Stored data entries
----

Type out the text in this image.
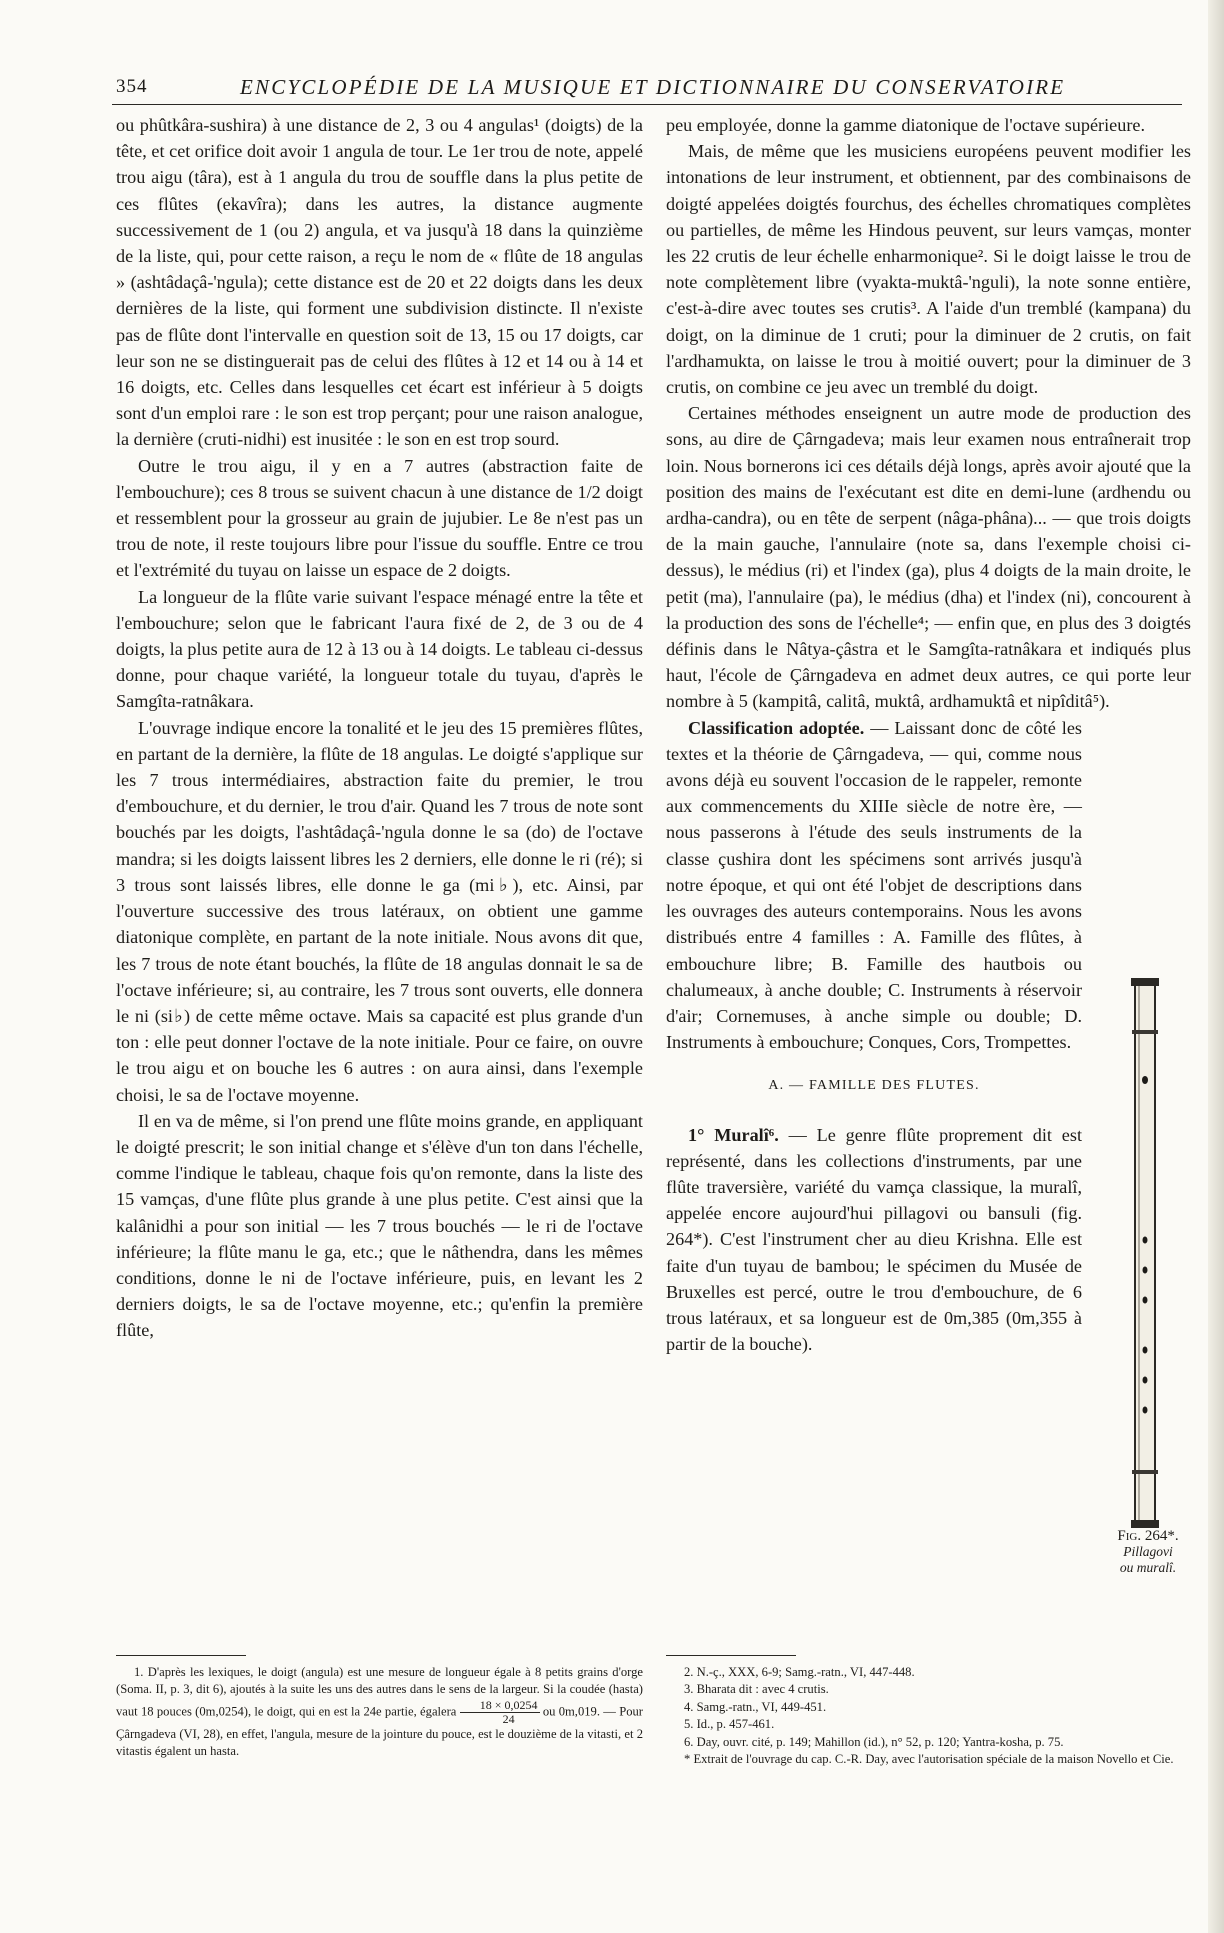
354	ENCYCLOPÉDIE DE LA MUSIQUE ET DICTIONNAIRE DU CONSERVATOIRE

ou phûtkâra-sushira) à une distance de 2, 3 ou 4 angulas¹ (doigts) de la tête, et cet orifice doit avoir 1 angula de tour. Le 1er trou de note, appelé trou aigu (târa), est à 1 angula du trou de souffle dans la plus petite de ces flûtes (ekavîra); dans les autres, la distance augmente successivement de 1 (ou 2) angula, et va jusqu'à 18 dans la quinzième de la liste, qui, pour cette raison, a reçu le nom de « flûte de 18 angulas » (ashtâdaçâ-'ngula); cette distance est de 20 et 22 doigts dans les deux dernières de la liste, qui forment une subdivision distincte. Il n'existe pas de flûte dont l'intervalle en question soit de 13, 15 ou 17 doigts, car leur son ne se distinguerait pas de celui des flûtes à 12 et 14 ou à 14 et 16 doigts, etc. Celles dans lesquelles cet écart est inférieur à 5 doigts sont d'un emploi rare : le son est trop perçant; pour une raison analogue, la dernière (cruti-nidhi) est inusitée : le son en est trop sourd.

Outre le trou aigu, il y en a 7 autres (abstraction faite de l'embouchure); ces 8 trous se suivent chacun à une distance de 1/2 doigt et ressemblent pour la grosseur au grain de jujubier. Le 8e n'est pas un trou de note, il reste toujours libre pour l'issue du souffle. Entre ce trou et l'extrémité du tuyau on laisse un espace de 2 doigts.

La longueur de la flûte varie suivant l'espace ménagé entre la tête et l'embouchure; selon que le fabricant l'aura fixé de 2, de 3 ou de 4 doigts, la plus petite aura de 12 à 13 ou à 14 doigts. Le tableau ci-dessus donne, pour chaque variété, la longueur totale du tuyau, d'après le Samgîta-ratnâkara.

L'ouvrage indique encore la tonalité et le jeu des 15 premières flûtes, en partant de la dernière, la flûte de 18 angulas. Le doigté s'applique sur les 7 trous intermédiaires, abstraction faite du premier, le trou d'embouchure, et du dernier, le trou d'air. Quand les 7 trous de note sont bouchés par les doigts, l'ashtâdaçâ-'ngula donne le sa (do) de l'octave mandra; si les doigts laissent libres les 2 derniers, elle donne le ri (ré); si 3 trous sont laissés libres, elle donne le ga (mi♭), etc. Ainsi, par l'ouverture successive des trous latéraux, on obtient une gamme diatonique complète, en partant de la note initiale. Nous avons dit que, les 7 trous de note étant bouchés, la flûte de 18 angulas donnait le sa de l'octave inférieure; si, au contraire, les 7 trous sont ouverts, elle donnera le ni (si♭) de cette même octave. Mais sa capacité est plus grande d'un ton : elle peut donner l'octave de la note initiale. Pour ce faire, on ouvre le trou aigu et on bouche les 6 autres : on aura ainsi, dans l'exemple choisi, le sa de l'octave moyenne.

Il en va de même, si l'on prend une flûte moins grande, en appliquant le doigté prescrit; le son initial change et s'élève d'un ton dans l'échelle, comme l'indique le tableau, chaque fois qu'on remonte, dans la liste des 15 vamças, d'une flûte plus grande à une plus petite. C'est ainsi que la kalânidhi a pour son initial — les 7 trous bouchés — le ri de l'octave inférieure; la flûte manu le ga, etc.; que le nâthendra, dans les mêmes conditions, donne le ni de l'octave inférieure, puis, en levant les 2 derniers doigts, le sa de l'octave moyenne, etc.; qu'enfin la première flûte,

peu employée, donne la gamme diatonique de l'octave supérieure.

Mais, de même que les musiciens européens peuvent modifier les intonations de leur instrument, et obtiennent, par des combinaisons de doigté appelées doigtés fourchus, des échelles chromatiques complètes ou partielles, de même les Hindous peuvent, sur leurs vamças, monter les 22 crutis de leur échelle enharmonique². Si le doigt laisse le trou de note complètement libre (vyakta-muktâ-'nguli), la note sonne entière, c'est-à-dire avec toutes ses crutis³. A l'aide d'un tremblé (kampana) du doigt, on la diminue de 1 cruti; pour la diminuer de 2 crutis, on fait l'ardhamukta, on laisse le trou à moitié ouvert; pour la diminuer de 3 crutis, on combine ce jeu avec un tremblé du doigt.

Certaines méthodes enseignent un autre mode de production des sons, au dire de Çârngadeva; mais leur examen nous entraînerait trop loin. Nous bornerons ici ces détails déjà longs, après avoir ajouté que la position des mains de l'exécutant est dite en demi-lune (ardhendu ou ardha-candra), ou en tête de serpent (nâga-phâna)... — que trois doigts de la main gauche, l'annulaire (note sa, dans l'exemple choisi ci-dessus), le médius (ri) et l'index (ga), plus 4 doigts de la main droite, le petit (ma), l'annulaire (pa), le médius (dha) et l'index (ni), concourent à la production des sons de l'échelle⁴; — enfin que, en plus des 3 doigtés définis dans le Nâtya-çâstra et le Samgîta-ratnâkara et indiqués plus haut, l'école de Çârngadeva en admet deux autres, ce qui porte leur nombre à 5 (kampitâ, calitâ, muktâ, ardhamuktâ et nipîditâ⁵).

Classification adoptée. — Laissant donc de côté les textes et la théorie de Çârngadeva, — qui, comme nous avons déjà eu souvent l'occasion de le rappeler, remonte aux commencements du XIIIe siècle de notre ère, — nous passerons à l'étude des seuls instruments de la classe çushira dont les spécimens sont arrivés jusqu'à notre époque, et qui ont été l'objet de descriptions dans les ouvrages des auteurs contemporains. Nous les avons distribués entre 4 familles : A. Famille des flûtes, à embouchure libre; B. Famille des hautbois ou chalumeaux, à anche double; C. Instruments à réservoir d'air; Cornemuses, à anche simple ou double; D. Instruments à embouchure; Conques, Cors, Trompettes.

A. — FAMILLE DES FLUTES.

1° Muralî⁶. — Le genre flûte proprement dit est représenté, dans les collections d'instruments, par une flûte traversière, variété du vamça classique, la muralî, appelée encore aujourd'hui pillagovi ou bansuli (fig. 264*). C'est l'instrument cher au dieu Krishna. Elle est faite d'un tuyau de bambou; le spécimen du Musée de Bruxelles est percé, outre le trou d'embouchure, de 6 trous latéraux, et sa longueur est de 0m,385 (0m,355 à partir de la bouche).

Fig. 264*.
Pillagovi
ou muralî.

1. D'après les lexiques, le doigt (angula) est une mesure de longueur égale à 8 petits grains d'orge (Soma. II, p. 3, dit 6), ajoutés à la suite les uns des autres dans le sens de la largeur. Si la coudée (hasta) vaut 18 pouces (0m,0254), le doigt, qui en est la 24e partie, égalera $\frac{18 \times 0,0254}{24}$ ou 0m,019. — Pour Çârngadeva (VI, 28), en effet, l'angula, mesure de la jointure du pouce, est le douzième de la vitasti, et 2 vitastis égalent un hasta.

2. N.-ç., XXX, 6-9; Samg.-ratn., VI, 447-448.

3. Bharata dit : avec 4 crutis.

4. Samg.-ratn., VI, 449-451.

5. Id., p. 457-461.

6. Day, ouvr. cité, p. 149; Mahillon (id.), n° 52, p. 120; Yantra-kosha, p. 75.

* Extrait de l'ouvrage du cap. C.-R. Day, avec l'autorisation spéciale de la maison Novello et Cie.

----

Brief:
Restate the data above word for word. Do not include the images.

Task solution:
Type out the text in this image.
354	ENCYCLOPÉDIE DE LA MUSIQUE ET DICTIONNAIRE DU CONSERVATOIRE

ou phûtkâra-sushira) à une distance de 2, 3 ou 4 angulas¹ (doigts) de la tête, et cet orifice doit avoir 1 angula de tour. Le 1er trou de note, appelé trou aigu (târa), est à 1 angula du trou de souffle dans la plus petite de ces flûtes (ekavîra); dans les autres, la distance augmente successivement de 1 (ou 2) angula, et va jusqu'à 18 dans la quinzième de la liste, qui, pour cette raison, a reçu le nom de « flûte de 18 angulas » (ashtâdaçâ-'ngula); cette distance est de 20 et 22 doigts dans les deux dernières de la liste, qui forment une subdivision distincte. Il n'existe pas de flûte dont l'intervalle en question soit de 13, 15 ou 17 doigts, car leur son ne se distinguerait pas de celui des flûtes à 12 et 14 ou à 14 et 16 doigts, etc. Celles dans lesquelles cet écart est inférieur à 5 doigts sont d'un emploi rare : le son est trop perçant; pour une raison analogue, la dernière (cruti-nidhi) est inusitée : le son en est trop sourd.

Outre le trou aigu, il y en a 7 autres (abstraction faite de l'embouchure); ces 8 trous se suivent chacun à une distance de 1/2 doigt et ressemblent pour la grosseur au grain de jujubier. Le 8e n'est pas un trou de note, il reste toujours libre pour l'issue du souffle. Entre ce trou et l'extrémité du tuyau on laisse un espace de 2 doigts.

La longueur de la flûte varie suivant l'espace ménagé entre la tête et l'embouchure; selon que le fabricant l'aura fixé de 2, de 3 ou de 4 doigts, la plus petite aura de 12 à 13 ou à 14 doigts. Le tableau ci-dessus donne, pour chaque variété, la longueur totale du tuyau, d'après le Samgîta-ratnâkara.

L'ouvrage indique encore la tonalité et le jeu des 15 premières flûtes, en partant de la dernière, la flûte de 18 angulas. Le doigté s'applique sur les 7 trous intermédiaires, abstraction faite du premier, le trou d'embouchure, et du dernier, le trou d'air. Quand les 7 trous de note sont bouchés par les doigts, l'ashtâdaçâ-'ngula donne le sa (do) de l'octave mandra; si les doigts laissent libres les 2 derniers, elle donne le ri (ré); si 3 trous sont laissés libres, elle donne le ga (mi♭), etc. Ainsi, par l'ouverture successive des trous latéraux, on obtient une gamme diatonique complète, en partant de la note initiale. Nous avons dit que, les 7 trous de note étant bouchés, la flûte de 18 angulas donnait le sa de l'octave inférieure; si, au contraire, les 7 trous sont ouverts, elle donnera le ni (si♭) de cette même octave. Mais sa capacité est plus grande d'un ton : elle peut donner l'octave de la note initiale. Pour ce faire, on ouvre le trou aigu et on bouche les 6 autres : on aura ainsi, dans l'exemple choisi, le sa de l'octave moyenne.

Il en va de même, si l'on prend une flûte moins grande, en appliquant le doigté prescrit; le son initial change et s'élève d'un ton dans l'échelle, comme l'indique le tableau, chaque fois qu'on remonte, dans la liste des 15 vamças, d'une flûte plus grande à une plus petite. C'est ainsi que la kalânidhi a pour son initial — les 7 trous bouchés — le ri de l'octave inférieure; la flûte manu le ga, etc.; que le nâthendra, dans les mêmes conditions, donne le ni de l'octave inférieure, puis, en levant les 2 derniers doigts, le sa de l'octave moyenne, etc.; qu'enfin la première flûte,

peu employée, donne la gamme diatonique de l'octave supérieure.

Mais, de même que les musiciens européens peuvent modifier les intonations de leur instrument, et obtiennent, par des combinaisons de doigté appelées doigtés fourchus, des échelles chromatiques complètes ou partielles, de même les Hindous peuvent, sur leurs vamças, monter les 22 crutis de leur échelle enharmonique². Si le doigt laisse le trou de note complètement libre (vyakta-muktâ-'nguli), la note sonne entière, c'est-à-dire avec toutes ses crutis³. A l'aide d'un tremblé (kampana) du doigt, on la diminue de 1 cruti; pour la diminuer de 2 crutis, on fait l'ardhamukta, on laisse le trou à moitié ouvert; pour la diminuer de 3 crutis, on combine ce jeu avec un tremblé du doigt.

Certaines méthodes enseignent un autre mode de production des sons, au dire de Çârngadeva; mais leur examen nous entraînerait trop loin. Nous bornerons ici ces détails déjà longs, après avoir ajouté que la position des mains de l'exécutant est dite en demi-lune (ardhendu ou ardha-candra), ou en tête de serpent (nâga-phâna)... — que trois doigts de la main gauche, l'annulaire (note sa, dans l'exemple choisi ci-dessus), le médius (ri) et l'index (ga), plus 4 doigts de la main droite, le petit (ma), l'annulaire (pa), le médius (dha) et l'index (ni), concourent à la production des sons de l'échelle⁴; — enfin que, en plus des 3 doigtés définis dans le Nâtya-çâstra et le Samgîta-ratnâkara et indiqués plus haut, l'école de Çârngadeva en admet deux autres, ce qui porte leur nombre à 5 (kampitâ, calitâ, muktâ, ardhamuktâ et nipîditâ⁵).

Classification adoptée. — Laissant donc de côté les textes et la théorie de Çârngadeva, — qui, comme nous avons déjà eu souvent l'occasion de le rappeler, remonte aux commencements du XIIIe siècle de notre ère, — nous passerons à l'étude des seuls instruments de la classe çushira dont les spécimens sont arrivés jusqu'à notre époque, et qui ont été l'objet de descriptions dans les ouvrages des auteurs contemporains. Nous les avons distribués entre 4 familles : A. Famille des flûtes, à embouchure libre; B. Famille des hautbois ou chalumeaux, à anche double; C. Instruments à réservoir d'air; Cornemuses, à anche simple ou double; D. Instruments à embouchure; Conques, Cors, Trompettes.

A. — FAMILLE DES FLUTES.

1° Muralî⁶. — Le genre flûte proprement dit est représenté, dans les collections d'instruments, par une flûte traversière, variété du vamça classique, la muralî, appelée encore aujourd'hui pillagovi ou bansuli (fig. 264*). C'est l'instrument cher au dieu Krishna. Elle est faite d'un tuyau de bambou; le spécimen du Musée de Bruxelles est percé, outre le trou d'embouchure, de 6 trous latéraux, et sa longueur est de 0m,385 (0m,355 à partir de la bouche).

Fig. 264*.
Pillagovi
ou muralî.

1. D'après les lexiques, le doigt (angula) est une mesure de longueur égale à 8 petits grains d'orge (Soma. II, p. 3, dit 6), ajoutés à la suite les uns des autres dans le sens de la largeur. Si la coudée (hasta) vaut 18 pouces (0m,0254), le doigt, qui en est la 24e partie, égalera $\frac{18 \times 0,0254}{24}$ ou 0m,019. — Pour Çârngadeva (VI, 28), en effet, l'angula, mesure de la jointure du pouce, est le douzième de la vitasti, et 2 vitastis égalent un hasta.

2. N.-ç., XXX, 6-9; Samg.-ratn., VI, 447-448.

3. Bharata dit : avec 4 crutis.

4. Samg.-ratn., VI, 449-451.

5. Id., p. 457-461.

6. Day, ouvr. cité, p. 149; Mahillon (id.), n° 52, p. 120; Yantra-kosha, p. 75.

* Extrait de l'ouvrage du cap. C.-R. Day, avec l'autorisation spéciale de la maison Novello et Cie.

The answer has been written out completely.